> **Description of the task**
Repeat each line word for word.

> **Extracted material**
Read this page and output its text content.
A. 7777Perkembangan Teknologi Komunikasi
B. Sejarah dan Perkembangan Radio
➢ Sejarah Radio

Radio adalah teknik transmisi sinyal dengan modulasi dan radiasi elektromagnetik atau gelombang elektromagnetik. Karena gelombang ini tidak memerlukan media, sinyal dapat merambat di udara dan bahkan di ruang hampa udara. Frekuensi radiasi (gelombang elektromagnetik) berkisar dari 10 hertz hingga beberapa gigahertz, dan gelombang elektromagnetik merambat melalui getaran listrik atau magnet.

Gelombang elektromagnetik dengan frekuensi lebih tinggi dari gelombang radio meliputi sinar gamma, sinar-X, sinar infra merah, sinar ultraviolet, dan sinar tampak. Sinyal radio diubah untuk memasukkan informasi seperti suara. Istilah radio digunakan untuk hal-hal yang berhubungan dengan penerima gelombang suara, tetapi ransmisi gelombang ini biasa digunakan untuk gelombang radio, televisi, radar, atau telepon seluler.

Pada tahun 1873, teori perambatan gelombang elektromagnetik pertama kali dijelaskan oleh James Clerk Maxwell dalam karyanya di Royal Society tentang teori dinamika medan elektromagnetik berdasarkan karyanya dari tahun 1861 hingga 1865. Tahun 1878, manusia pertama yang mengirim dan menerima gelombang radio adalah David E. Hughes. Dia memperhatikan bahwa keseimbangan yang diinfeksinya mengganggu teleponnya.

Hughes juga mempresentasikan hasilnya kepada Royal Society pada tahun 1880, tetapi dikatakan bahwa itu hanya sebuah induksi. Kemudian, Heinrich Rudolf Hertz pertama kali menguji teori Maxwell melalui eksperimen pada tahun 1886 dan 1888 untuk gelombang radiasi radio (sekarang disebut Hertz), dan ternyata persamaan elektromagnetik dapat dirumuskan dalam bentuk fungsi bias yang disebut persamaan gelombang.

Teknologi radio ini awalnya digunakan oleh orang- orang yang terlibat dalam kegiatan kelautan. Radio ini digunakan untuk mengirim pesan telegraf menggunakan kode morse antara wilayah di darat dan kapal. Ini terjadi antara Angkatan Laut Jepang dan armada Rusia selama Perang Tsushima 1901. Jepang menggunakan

> **Exercise answer**
Read this page and output its text content.
A. 7777Perkembangan Teknologi Komunikasi
B. Sejarah dan Perkembangan Radio
➢ Sejarah Radio

Radio adalah teknik transmisi sinyal dengan modulasi dan radiasi elektromagnetik atau gelombang elektromagnetik. Karena gelombang ini tidak memerlukan media, sinyal dapat merambat di udara dan bahkan di ruang hampa udara. Frekuensi radiasi (gelombang elektromagnetik) berkisar dari 10 hertz hingga beberapa gigahertz, dan gelombang elektromagnetik merambat melalui getaran listrik atau magnet.

Gelombang elektromagnetik dengan frekuensi lebih tinggi dari gelombang radio meliputi sinar gamma, sinar-X, sinar infra merah, sinar ultraviolet, dan sinar tampak. Sinyal radio diubah untuk memasukkan informasi seperti suara. Istilah radio digunakan untuk hal-hal yang berhubungan dengan penerima gelombang suara, tetapi ransmisi gelombang ini biasa digunakan untuk gelombang radio, televisi, radar, atau telepon seluler.

Pada tahun 1873, teori perambatan gelombang elektromagnetik pertama kali dijelaskan oleh James Clerk Maxwell dalam karyanya di Royal Society tentang teori dinamika medan elektromagnetik berdasarkan karyanya dari tahun 1861 hingga 1865. Tahun 1878, manusia pertama yang mengirim dan menerima gelombang radio adalah David E. Hughes. Dia memperhatikan bahwa keseimbangan yang diinfeksinya mengganggu teleponnya.

Hughes juga mempresentasikan hasilnya kepada Royal Society pada tahun 1880, tetapi dikatakan bahwa itu hanya sebuah induksi. Kemudian, Heinrich Rudolf Hertz pertama kali menguji teori Maxwell melalui eksperimen pada tahun 1886 dan 1888 untuk gelombang radiasi radio (sekarang disebut Hertz), dan ternyata persamaan elektromagnetik dapat dirumuskan dalam bentuk fungsi bias yang disebut persamaan gelombang.

Teknologi radio ini awalnya digunakan oleh orang- orang yang terlibat dalam kegiatan kelautan. Radio ini digunakan untuk mengirim pesan telegraf menggunakan kode morse antara wilayah di darat dan kapal. Ini terjadi antara Angkatan Laut Jepang dan armada Rusia selama Perang Tsushima 1901. Jepang menggunakan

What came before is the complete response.